--- start Data for this exercise ---

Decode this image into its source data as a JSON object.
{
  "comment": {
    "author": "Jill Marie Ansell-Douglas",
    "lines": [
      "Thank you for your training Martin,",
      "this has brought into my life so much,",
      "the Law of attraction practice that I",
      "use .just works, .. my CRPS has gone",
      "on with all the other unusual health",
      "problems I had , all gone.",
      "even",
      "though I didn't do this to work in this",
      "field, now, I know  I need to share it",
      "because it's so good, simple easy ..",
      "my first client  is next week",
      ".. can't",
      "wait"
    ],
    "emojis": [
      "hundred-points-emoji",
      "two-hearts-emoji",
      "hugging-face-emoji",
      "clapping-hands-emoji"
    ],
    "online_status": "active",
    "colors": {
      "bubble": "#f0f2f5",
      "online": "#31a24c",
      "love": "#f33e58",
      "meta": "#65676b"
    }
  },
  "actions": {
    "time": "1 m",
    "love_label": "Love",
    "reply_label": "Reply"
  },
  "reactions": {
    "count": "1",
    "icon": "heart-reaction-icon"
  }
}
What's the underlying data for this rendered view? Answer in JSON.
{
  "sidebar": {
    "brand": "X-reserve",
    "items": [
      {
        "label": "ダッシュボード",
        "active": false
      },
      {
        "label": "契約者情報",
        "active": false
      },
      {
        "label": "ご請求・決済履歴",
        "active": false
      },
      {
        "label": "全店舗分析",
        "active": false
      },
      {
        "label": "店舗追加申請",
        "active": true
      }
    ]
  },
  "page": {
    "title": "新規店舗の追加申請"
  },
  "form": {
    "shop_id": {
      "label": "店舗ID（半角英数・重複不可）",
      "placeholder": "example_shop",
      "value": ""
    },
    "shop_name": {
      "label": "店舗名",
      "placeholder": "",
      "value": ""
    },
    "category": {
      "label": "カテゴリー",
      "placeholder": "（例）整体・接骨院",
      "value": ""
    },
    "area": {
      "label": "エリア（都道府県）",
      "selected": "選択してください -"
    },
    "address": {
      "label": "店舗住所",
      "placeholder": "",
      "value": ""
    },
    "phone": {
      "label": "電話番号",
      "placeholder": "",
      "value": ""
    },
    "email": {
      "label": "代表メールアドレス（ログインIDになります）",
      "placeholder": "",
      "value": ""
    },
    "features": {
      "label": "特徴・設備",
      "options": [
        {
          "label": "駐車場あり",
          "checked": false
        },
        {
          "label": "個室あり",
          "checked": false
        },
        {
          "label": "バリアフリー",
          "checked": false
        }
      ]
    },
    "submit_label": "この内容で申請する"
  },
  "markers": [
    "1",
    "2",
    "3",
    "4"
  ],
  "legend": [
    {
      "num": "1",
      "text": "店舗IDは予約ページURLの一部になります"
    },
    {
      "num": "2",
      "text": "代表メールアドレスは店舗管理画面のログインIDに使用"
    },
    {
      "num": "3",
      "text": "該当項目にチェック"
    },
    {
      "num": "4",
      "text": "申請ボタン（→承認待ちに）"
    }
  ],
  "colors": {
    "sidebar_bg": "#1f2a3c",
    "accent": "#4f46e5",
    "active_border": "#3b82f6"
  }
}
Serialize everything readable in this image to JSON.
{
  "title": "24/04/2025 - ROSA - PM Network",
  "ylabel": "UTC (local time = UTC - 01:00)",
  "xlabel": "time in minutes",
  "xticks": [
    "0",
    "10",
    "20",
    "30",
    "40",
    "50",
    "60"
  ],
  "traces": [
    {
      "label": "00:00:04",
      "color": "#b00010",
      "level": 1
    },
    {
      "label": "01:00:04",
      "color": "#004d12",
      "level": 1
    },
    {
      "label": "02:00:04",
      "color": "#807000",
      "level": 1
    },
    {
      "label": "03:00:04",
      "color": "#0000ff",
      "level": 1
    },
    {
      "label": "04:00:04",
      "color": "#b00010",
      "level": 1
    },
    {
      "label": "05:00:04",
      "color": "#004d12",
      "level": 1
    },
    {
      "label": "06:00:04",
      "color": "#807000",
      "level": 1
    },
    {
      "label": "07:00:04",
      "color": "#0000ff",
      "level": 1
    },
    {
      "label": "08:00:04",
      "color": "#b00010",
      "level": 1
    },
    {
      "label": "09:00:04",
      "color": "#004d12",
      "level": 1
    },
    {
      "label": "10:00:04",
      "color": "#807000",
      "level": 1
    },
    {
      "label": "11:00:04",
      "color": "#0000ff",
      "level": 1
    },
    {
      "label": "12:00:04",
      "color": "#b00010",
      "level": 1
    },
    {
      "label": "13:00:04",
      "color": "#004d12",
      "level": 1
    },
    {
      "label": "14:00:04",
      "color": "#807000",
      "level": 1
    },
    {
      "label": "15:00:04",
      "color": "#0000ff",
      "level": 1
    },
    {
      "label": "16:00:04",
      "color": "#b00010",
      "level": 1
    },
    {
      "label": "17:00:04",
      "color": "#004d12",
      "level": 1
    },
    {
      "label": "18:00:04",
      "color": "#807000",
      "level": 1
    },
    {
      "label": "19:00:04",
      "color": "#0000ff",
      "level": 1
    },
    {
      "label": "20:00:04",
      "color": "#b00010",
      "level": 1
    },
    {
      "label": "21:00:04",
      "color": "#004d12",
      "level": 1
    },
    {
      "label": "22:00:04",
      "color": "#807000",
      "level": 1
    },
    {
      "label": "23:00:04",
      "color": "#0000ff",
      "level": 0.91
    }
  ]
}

--- end Data for this exercise ---

■ **Request**
Using the listing above, reproduce each line without omission.

■ **Solution for this exercise**
Decode this image into its source data as a JSON object.
{
  "comment": {
    "author": "Jill Marie Ansell-Douglas",
    "lines": [
      "Thank you for your training Martin,",
      "this has brought into my life so much,",
      "the Law of attraction practice that I",
      "use .just works, .. my CRPS has gone",
      "on with all the other unusual health",
      "problems I had , all gone.",
      "even",
      "though I didn't do this to work in this",
      "field, now, I know  I need to share it",
      "because it's so good, simple easy ..",
      "my first client  is next week",
      ".. can't",
      "wait"
    ],
    "emojis": [
      "hundred-points-emoji",
      "two-hearts-emoji",
      "hugging-face-emoji",
      "clapping-hands-emoji"
    ],
    "online_status": "active",
    "colors": {
      "bubble": "#f0f2f5",
      "online": "#31a24c",
      "love": "#f33e58",
      "meta": "#65676b"
    }
  },
  "actions": {
    "time": "1 m",
    "love_label": "Love",
    "reply_label": "Reply"
  },
  "reactions": {
    "count": "1",
    "icon": "heart-reaction-icon"
  }
}
What's the underlying data for this rendered view? Answer in JSON.
{
  "sidebar": {
    "brand": "X-reserve",
    "items": [
      {
        "label": "ダッシュボード",
        "active": false
      },
      {
        "label": "契約者情報",
        "active": false
      },
      {
        "label": "ご請求・決済履歴",
        "active": false
      },
      {
        "label": "全店舗分析",
        "active": false
      },
      {
        "label": "店舗追加申請",
        "active": true
      }
    ]
  },
  "page": {
    "title": "新規店舗の追加申請"
  },
  "form": {
    "shop_id": {
      "label": "店舗ID（半角英数・重複不可）",
      "placeholder": "example_shop",
      "value": ""
    },
    "shop_name": {
      "label": "店舗名",
      "placeholder": "",
      "value": ""
    },
    "category": {
      "label": "カテゴリー",
      "placeholder": "（例）整体・接骨院",
      "value": ""
    },
    "area": {
      "label": "エリア（都道府県）",
      "selected": "選択してください -"
    },
    "address": {
      "label": "店舗住所",
      "placeholder": "",
      "value": ""
    },
    "phone": {
      "label": "電話番号",
      "placeholder": "",
      "value": ""
    },
    "email": {
      "label": "代表メールアドレス（ログインIDになります）",
      "placeholder": "",
      "value": ""
    },
    "features": {
      "label": "特徴・設備",
      "options": [
        {
          "label": "駐車場あり",
          "checked": false
        },
        {
          "label": "個室あり",
          "checked": false
        },
        {
          "label": "バリアフリー",
          "checked": false
        }
      ]
    },
    "submit_label": "この内容で申請する"
  },
  "markers": [
    "1",
    "2",
    "3",
    "4"
  ],
  "legend": [
    {
      "num": "1",
      "text": "店舗IDは予約ページURLの一部になります"
    },
    {
      "num": "2",
      "text": "代表メールアドレスは店舗管理画面のログインIDに使用"
    },
    {
      "num": "3",
      "text": "該当項目にチェック"
    },
    {
      "num": "4",
      "text": "申請ボタン（→承認待ちに）"
    }
  ],
  "colors": {
    "sidebar_bg": "#1f2a3c",
    "accent": "#4f46e5",
    "active_border": "#3b82f6"
  }
}
Serialize everything readable in this image to JSON.
{
  "title": "24/04/2025 - ROSA - PM Network",
  "ylabel": "UTC (local time = UTC - 01:00)",
  "xlabel": "time in minutes",
  "xticks": [
    "0",
    "10",
    "20",
    "30",
    "40",
    "50",
    "60"
  ],
  "traces": [
    {
      "label": "00:00:04",
      "color": "#b00010",
      "level": 1
    },
    {
      "label": "01:00:04",
      "color": "#004d12",
      "level": 1
    },
    {
      "label": "02:00:04",
      "color": "#807000",
      "level": 1
    },
    {
      "label": "03:00:04",
      "color": "#0000ff",
      "level": 1
    },
    {
      "label": "04:00:04",
      "color": "#b00010",
      "level": 1
    },
    {
      "label": "05:00:04",
      "color": "#004d12",
      "level": 1
    },
    {
      "label": "06:00:04",
      "color": "#807000",
      "level": 1
    },
    {
      "label": "07:00:04",
      "color": "#0000ff",
      "level": 1
    },
    {
      "label": "08:00:04",
      "color": "#b00010",
      "level": 1
    },
    {
      "label": "09:00:04",
      "color": "#004d12",
      "level": 1
    },
    {
      "label": "10:00:04",
      "color": "#807000",
      "level": 1
    },
    {
      "label": "11:00:04",
      "color": "#0000ff",
      "level": 1
    },
    {
      "label": "12:00:04",
      "color": "#b00010",
      "level": 1
    },
    {
      "label": "13:00:04",
      "color": "#004d12",
      "level": 1
    },
    {
      "label": "14:00:04",
      "color": "#807000",
      "level": 1
    },
    {
      "label": "15:00:04",
      "color": "#0000ff",
      "level": 1
    },
    {
      "label": "16:00:04",
      "color": "#b00010",
      "level": 1
    },
    {
      "label": "17:00:04",
      "color": "#004d12",
      "level": 1
    },
    {
      "label": "18:00:04",
      "color": "#807000",
      "level": 1
    },
    {
      "label": "19:00:04",
      "color": "#0000ff",
      "level": 1
    },
    {
      "label": "20:00:04",
      "color": "#b00010",
      "level": 1
    },
    {
      "label": "21:00:04",
      "color": "#004d12",
      "level": 1
    },
    {
      "label": "22:00:04",
      "color": "#807000",
      "level": 1
    },
    {
      "label": "23:00:04",
      "color": "#0000ff",
      "level": 0.91
    }
  ]
}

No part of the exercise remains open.